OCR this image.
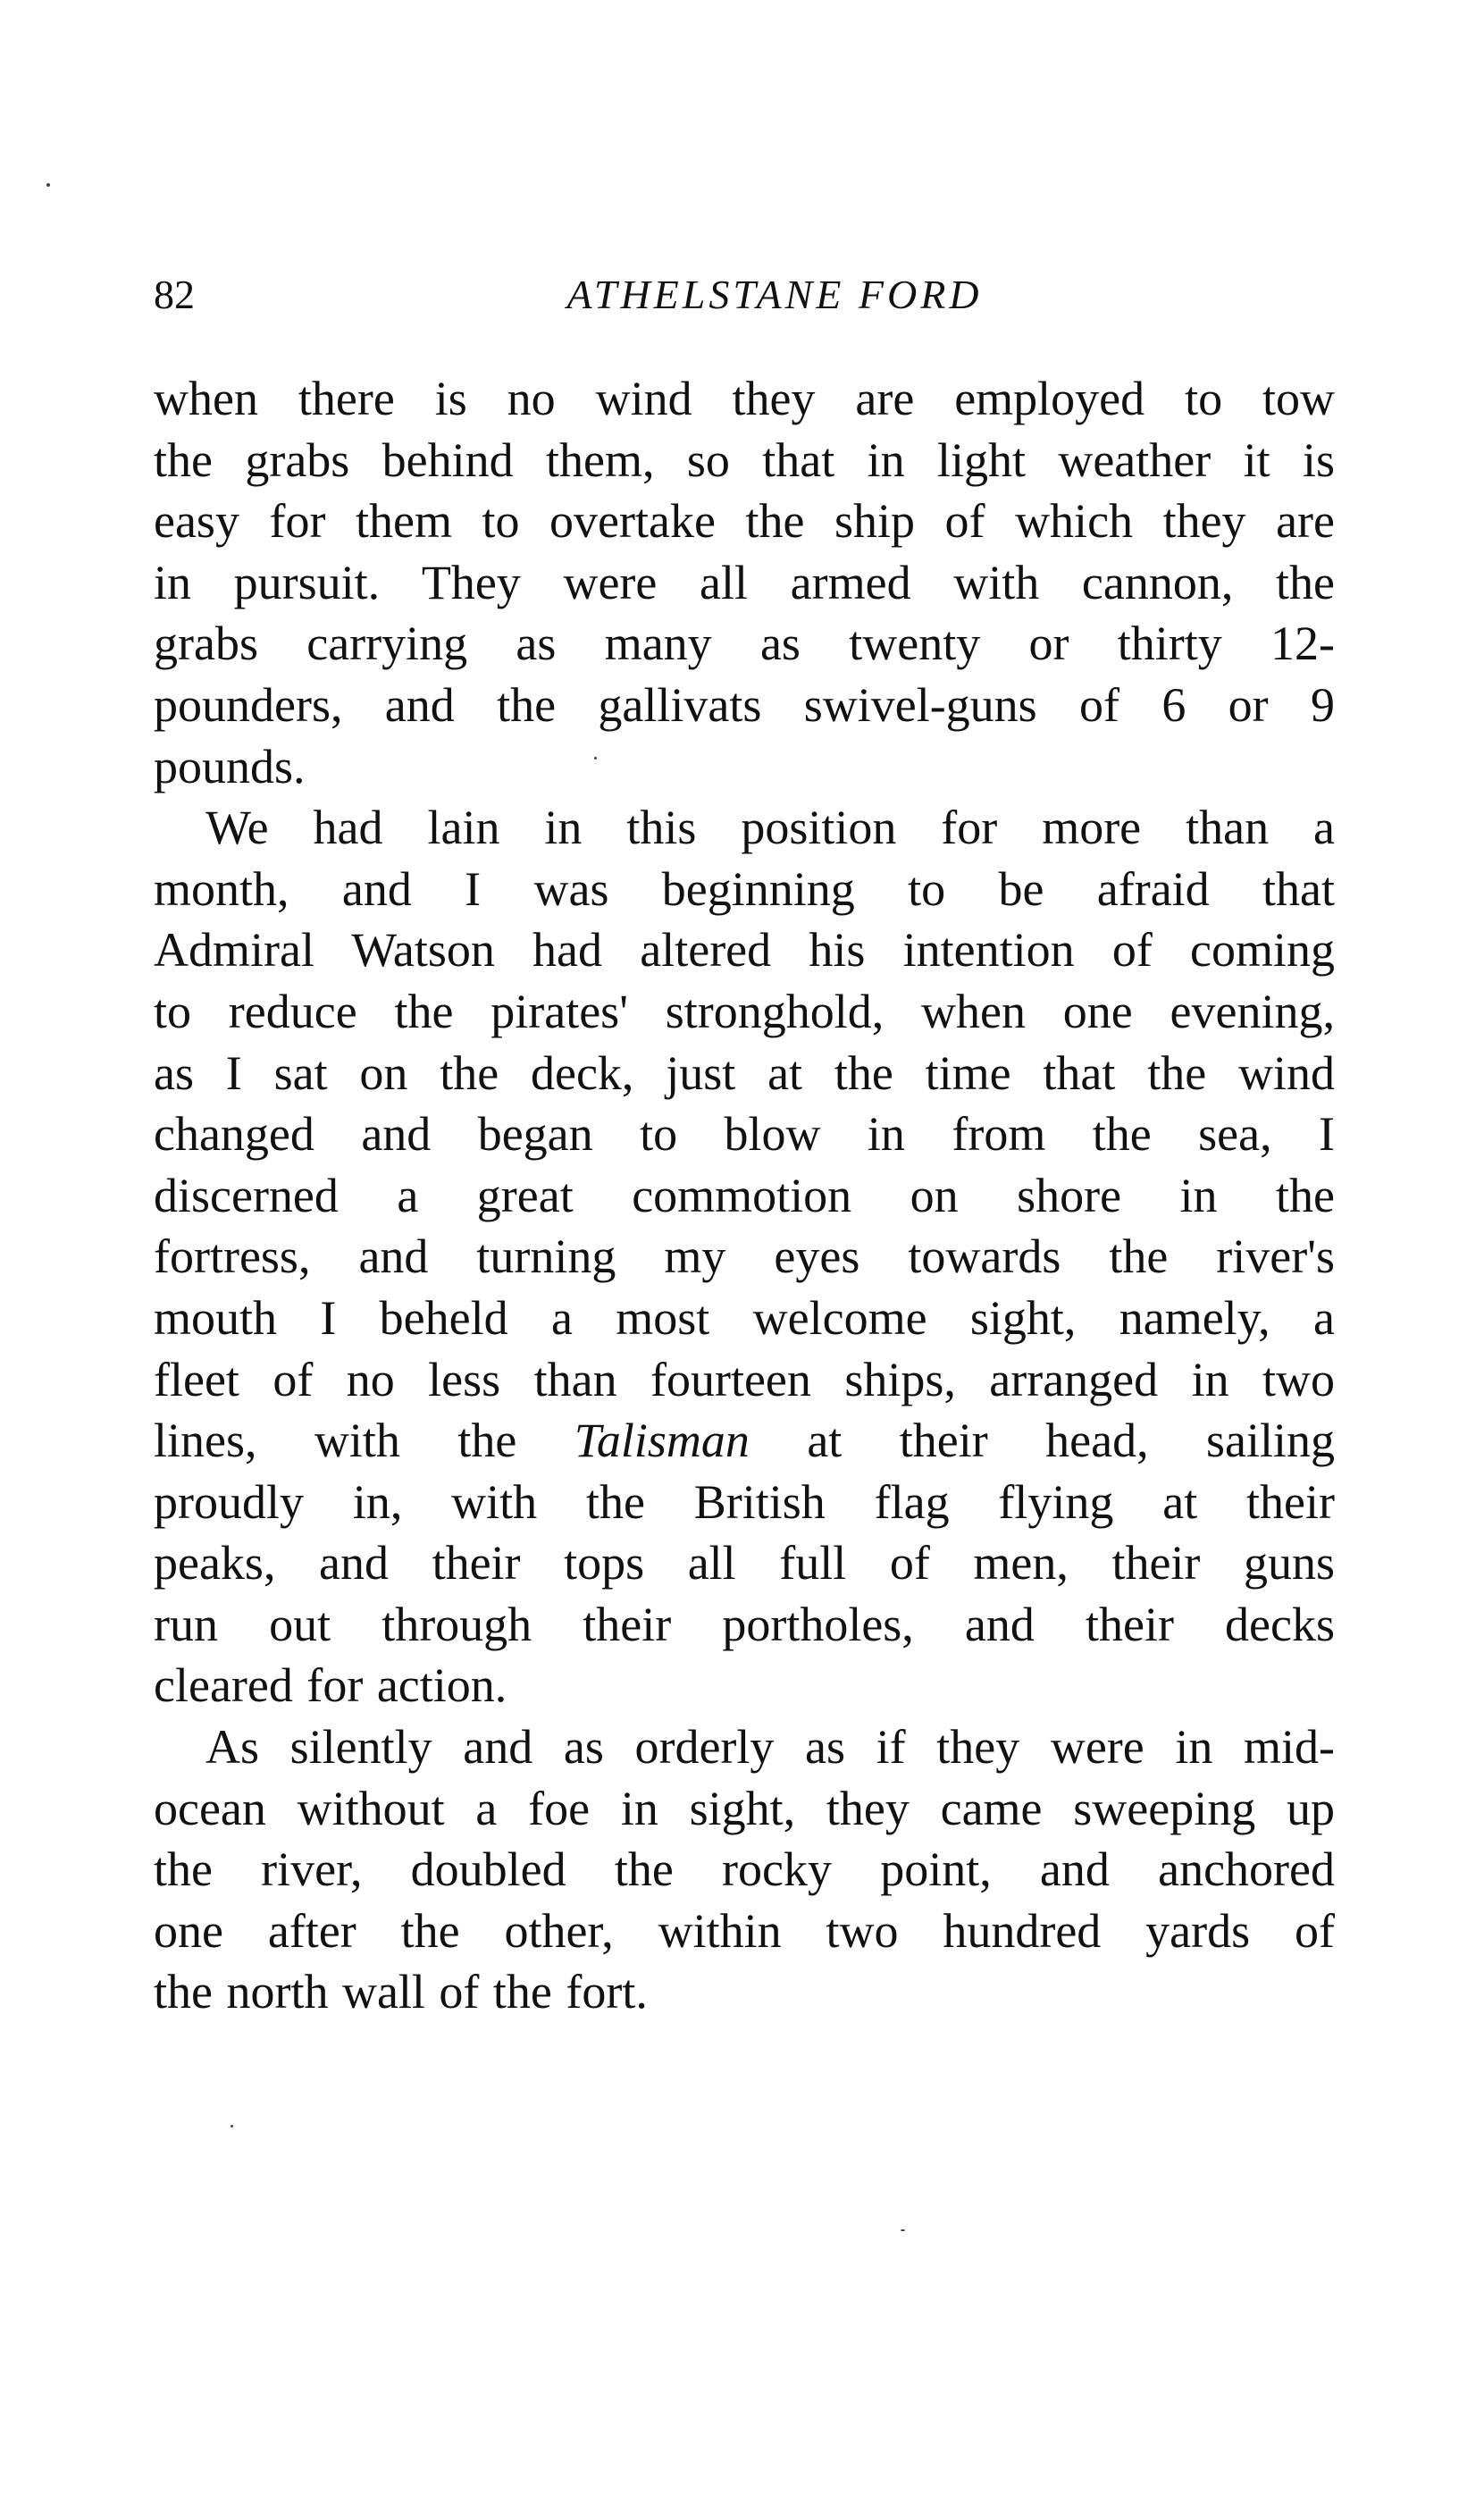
82	ATHELSTANE FORD

when there is no wind they are employed to tow
the grabs behind them, so that in light weather it is
easy for them to overtake the ship of which they are
in pursuit. They were all armed with cannon, the
grabs carrying as many as twenty or thirty 12-
pounders, and the gallivats swivel-guns of 6 or 9
pounds.

We had lain in this position for more than a
month, and I was beginning to be afraid that
Admiral Watson had altered his intention of coming
to reduce the pirates' stronghold, when one evening,
as I sat on the deck, just at the time that the wind
changed and began to blow in from the sea, I
discerned a great commotion on shore in the
fortress, and turning my eyes towards the river's
mouth I beheld a most welcome sight, namely, a
fleet of no less than fourteen ships, arranged in two
lines, with the Talisman at their head, sailing
proudly in, with the British flag flying at their
peaks, and their tops all full of men, their guns
run out through their portholes, and their decks
cleared for action.

As silently and as orderly as if they were in mid-
ocean without a foe in sight, they came sweeping up
the river, doubled the rocky point, and anchored
one after the other, within two hundred yards of
the north wall of the fort.
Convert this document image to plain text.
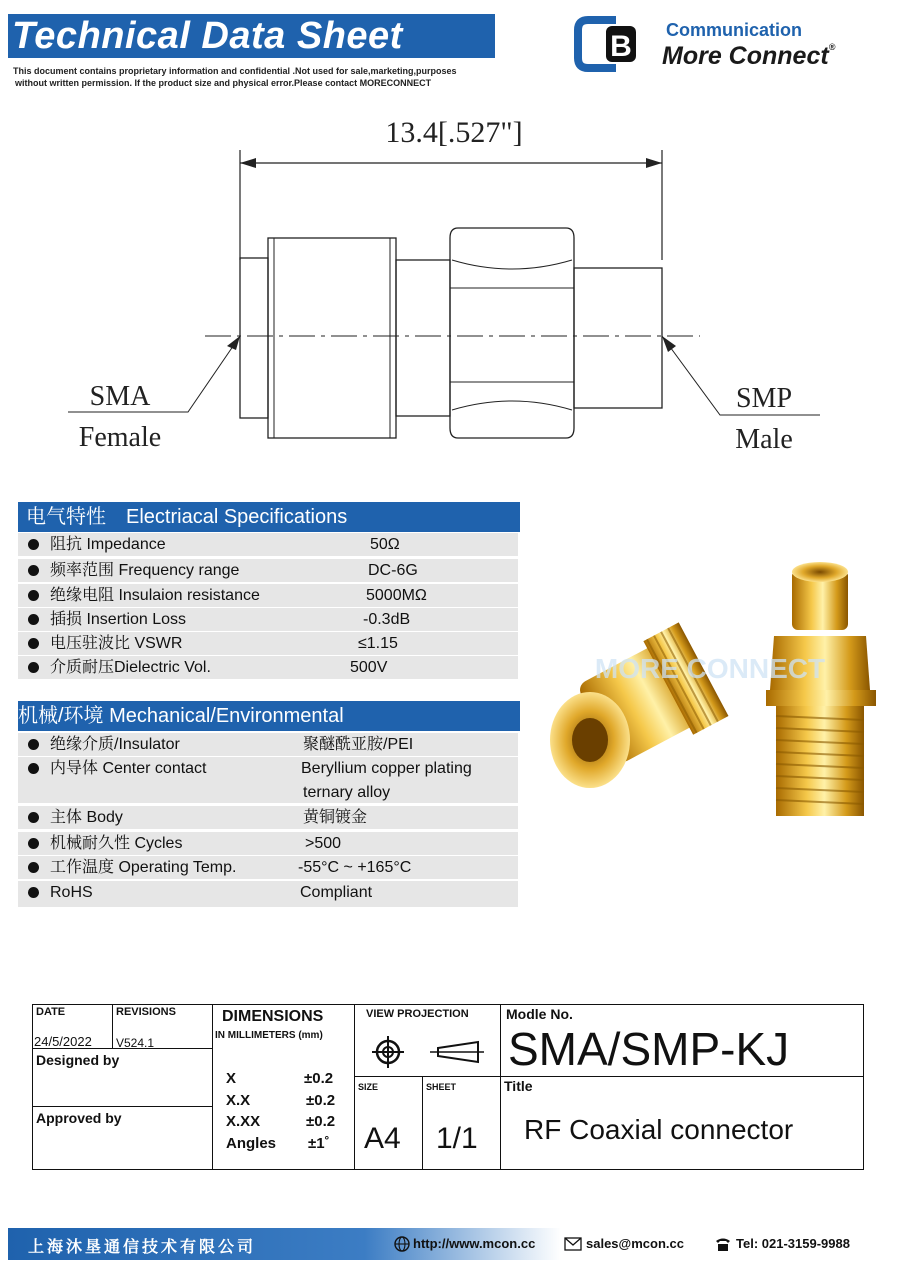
Technical Data Sheet
This document contains proprietary information and confidential .Not used for sale,marketing,purposes
without written permission. If the product size and physical error.Please contact MORECONNECT
B Communication
More Connect®
13.4[.527"]
SMA
Female
SMP
Male
电气特性 Electriacal Specifications
阻抗 Impedance	50Ω
频率范围 Frequency range	DC-6G
绝缘电阻 Insulaion resistance	5000MΩ
插损 Insertion Loss	-0.3dB
电压驻波比 VSWR	≤1.15
介质耐压Dielectric Vol.	500V
机械/环境 Mechanical/Environmental
绝缘介质/Insulator	聚醚酰亚胺/PEI
内导体 Center contact	Beryllium copper plating
ternary alloy
主体 Body	黄铜镀金
机械耐久性 Cycles	>500
工作温度 Operating Temp.	-55°C ~ +165°C
RoHS	Compliant
MORE CONNECT
DATE
24/5/2022
REVISIONS
V524.1
Designed by
Approved by
DIMENSIONS
IN MILLIMETERS (mm)
X	±0.2
X.X	±0.2
X.XX	±0.2
Angles ±1˚
VIEW PROJECTION
SIZE
A4
SHEET
1/1
Modle No.
SMA/SMP-KJ
Title
RF Coaxial connector
上海沐垦通信技术有限公司	http://www.mcon.cc	sales@mcon.cc	Tel: 021-3159-9988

= = = = = = =

◆ **Written task**: Pictures are excluded; copy all other data exactly as shown.

◆ **Result for this exercise**:
OCR this image.
82	ATHELSTANE FORD

when there is no wind they are employed to tow
the grabs behind them, so that in light weather it is
easy for them to overtake the ship of which they are
in pursuit. They were all armed with cannon, the
grabs carrying as many as twenty or thirty 12-
pounders, and the gallivats swivel-guns of 6 or 9
pounds.

We had lain in this position for more than a
month, and I was beginning to be afraid that
Admiral Watson had altered his intention of coming
to reduce the pirates' stronghold, when one evening,
as I sat on the deck, just at the time that the wind
changed and began to blow in from the sea, I
discerned a great commotion on shore in the
fortress, and turning my eyes towards the river's
mouth I beheld a most welcome sight, namely, a
fleet of no less than fourteen ships, arranged in two
lines, with the Talisman at their head, sailing
proudly in, with the British flag flying at their
peaks, and their tops all full of men, their guns
run out through their portholes, and their decks
cleared for action.

As silently and as orderly as if they were in mid-
ocean without a foe in sight, they came sweeping up
the river, doubled the rocky point, and anchored
one after the other, within two hundred yards of
the north wall of the fort.
Convert this document image to plain text.
Technical Data Sheet
This document contains proprietary information and confidential .Not used for sale,marketing,purposes
without written permission. If the product size and physical error.Please contact MORECONNECT
B Communication
More Connect®
13.4[.527"]
SMA
Female
SMP
Male
电气特性 Electriacal Specifications
阻抗 Impedance	50Ω
频率范围 Frequency range	DC-6G
绝缘电阻 Insulaion resistance	5000MΩ
插损 Insertion Loss	-0.3dB
电压驻波比 VSWR	≤1.15
介质耐压Dielectric Vol.	500V
机械/环境 Mechanical/Environmental
绝缘介质/Insulator	聚醚酰亚胺/PEI
内导体 Center contact	Beryllium copper plating
ternary alloy
主体 Body	黄铜镀金
机械耐久性 Cycles	>500
工作温度 Operating Temp.	-55°C ~ +165°C
RoHS	Compliant
MORE CONNECT
DATE
24/5/2022
REVISIONS
V524.1
Designed by
Approved by
DIMENSIONS
IN MILLIMETERS (mm)
X	±0.2
X.X	±0.2
X.XX	±0.2
Angles ±1˚
VIEW PROJECTION
SIZE
A4
SHEET
1/1
Modle No.
SMA/SMP-KJ
Title
RF Coaxial connector
上海沐垦通信技术有限公司	http://www.mcon.cc	sales@mcon.cc	Tel: 021-3159-9988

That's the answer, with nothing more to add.